◆ Page extract:
Micah Riot:Next one was a quick little young adult read called Felix Ever After by Kacen Kalender. It was a queer, trans POC young adult little novel, sweet little read with a nice ending. Number 19, kissing Girls on Shabbat, a memoir by Sarah Glass Painful, intense. It was one I listened to. I kind of was at the edge of my seat, metaphorically, the whole time, since I spent a lot of time walking when I listened to it. It's about a woman, the writer, leaving her religious cult, hasidic Judaism, which she takes a long time and a lot of sort of steps and back and forth to finally leave it completely. Meanwhile she marries twice, marries men twice, has a few kids, and this book is really honest and it's really good. Um, if, uh, leaving religious cults to truly be yourself is something you enjoy queer memoirs, if you really enjoy that, you will like this one.
Micah Riot:Number 20 lessons in chemistry by bonnie garmas. I really enjoyed this one. It was a novel. It was about a woman scientist in the 50s figuring out how to survive patriarchy and raise her daughter by herself. And there's a really great dog in there and I did not want it to end Very nice, well-written leaves you wanting more kind of book. The main character is neurodivergent.

Document layout detection data
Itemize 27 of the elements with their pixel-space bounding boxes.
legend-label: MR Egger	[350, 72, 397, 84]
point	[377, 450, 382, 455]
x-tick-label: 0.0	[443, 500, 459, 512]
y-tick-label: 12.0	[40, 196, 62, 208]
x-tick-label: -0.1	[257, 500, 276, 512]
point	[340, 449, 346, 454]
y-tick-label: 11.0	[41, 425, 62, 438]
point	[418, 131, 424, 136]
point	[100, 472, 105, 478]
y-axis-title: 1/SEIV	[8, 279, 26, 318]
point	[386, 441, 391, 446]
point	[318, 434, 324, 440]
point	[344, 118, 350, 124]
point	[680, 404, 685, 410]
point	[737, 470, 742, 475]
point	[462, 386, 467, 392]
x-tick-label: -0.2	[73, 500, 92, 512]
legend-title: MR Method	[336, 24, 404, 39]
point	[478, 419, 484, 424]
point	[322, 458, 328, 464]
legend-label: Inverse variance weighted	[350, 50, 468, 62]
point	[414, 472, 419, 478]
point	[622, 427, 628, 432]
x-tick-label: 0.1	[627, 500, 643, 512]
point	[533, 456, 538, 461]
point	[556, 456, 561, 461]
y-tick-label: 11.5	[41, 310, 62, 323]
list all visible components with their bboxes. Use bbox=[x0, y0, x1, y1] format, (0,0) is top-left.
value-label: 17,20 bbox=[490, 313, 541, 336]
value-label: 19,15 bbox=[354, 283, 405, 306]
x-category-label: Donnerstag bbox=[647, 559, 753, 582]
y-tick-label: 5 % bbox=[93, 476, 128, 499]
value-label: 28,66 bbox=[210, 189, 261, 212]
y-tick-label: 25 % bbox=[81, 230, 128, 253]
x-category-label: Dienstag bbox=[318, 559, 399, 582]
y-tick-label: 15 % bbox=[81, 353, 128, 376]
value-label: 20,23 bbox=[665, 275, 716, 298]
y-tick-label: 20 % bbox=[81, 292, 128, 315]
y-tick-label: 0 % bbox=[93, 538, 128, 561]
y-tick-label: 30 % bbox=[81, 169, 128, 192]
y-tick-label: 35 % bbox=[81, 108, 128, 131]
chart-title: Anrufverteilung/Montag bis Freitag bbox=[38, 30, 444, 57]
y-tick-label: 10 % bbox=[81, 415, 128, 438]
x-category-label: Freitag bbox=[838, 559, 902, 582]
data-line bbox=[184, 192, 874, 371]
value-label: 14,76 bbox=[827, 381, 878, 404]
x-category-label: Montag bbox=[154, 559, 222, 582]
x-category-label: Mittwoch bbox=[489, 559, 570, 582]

◆ Work request:
Carry on with the transcript of Micah Riot's reading list, starting after its last sentence.

◆ Result of the exercise:
Micah Riot:Okay 21, my Year of Rest and Relaxation by Otessa Moshfe. This is another one of those like self-indulgent bad person main character with trauma and like not very well explained trauma. Just sort of like this kid lost her parents but also they had all this money and it had a more interesting premise than the other bad main character person. This person is very selfish and self-centered and it's unpleasant to watch them live in the world with other humans. But there was kind of an interesting bit of the book in the last quarter of the book. I don't want to reveal it, I don't want to spoil it, but yeah, I would say this one's probably worth a read, especially if you like this type of this type of structure of a novel. Okay number 22, all Fours by Miranda July.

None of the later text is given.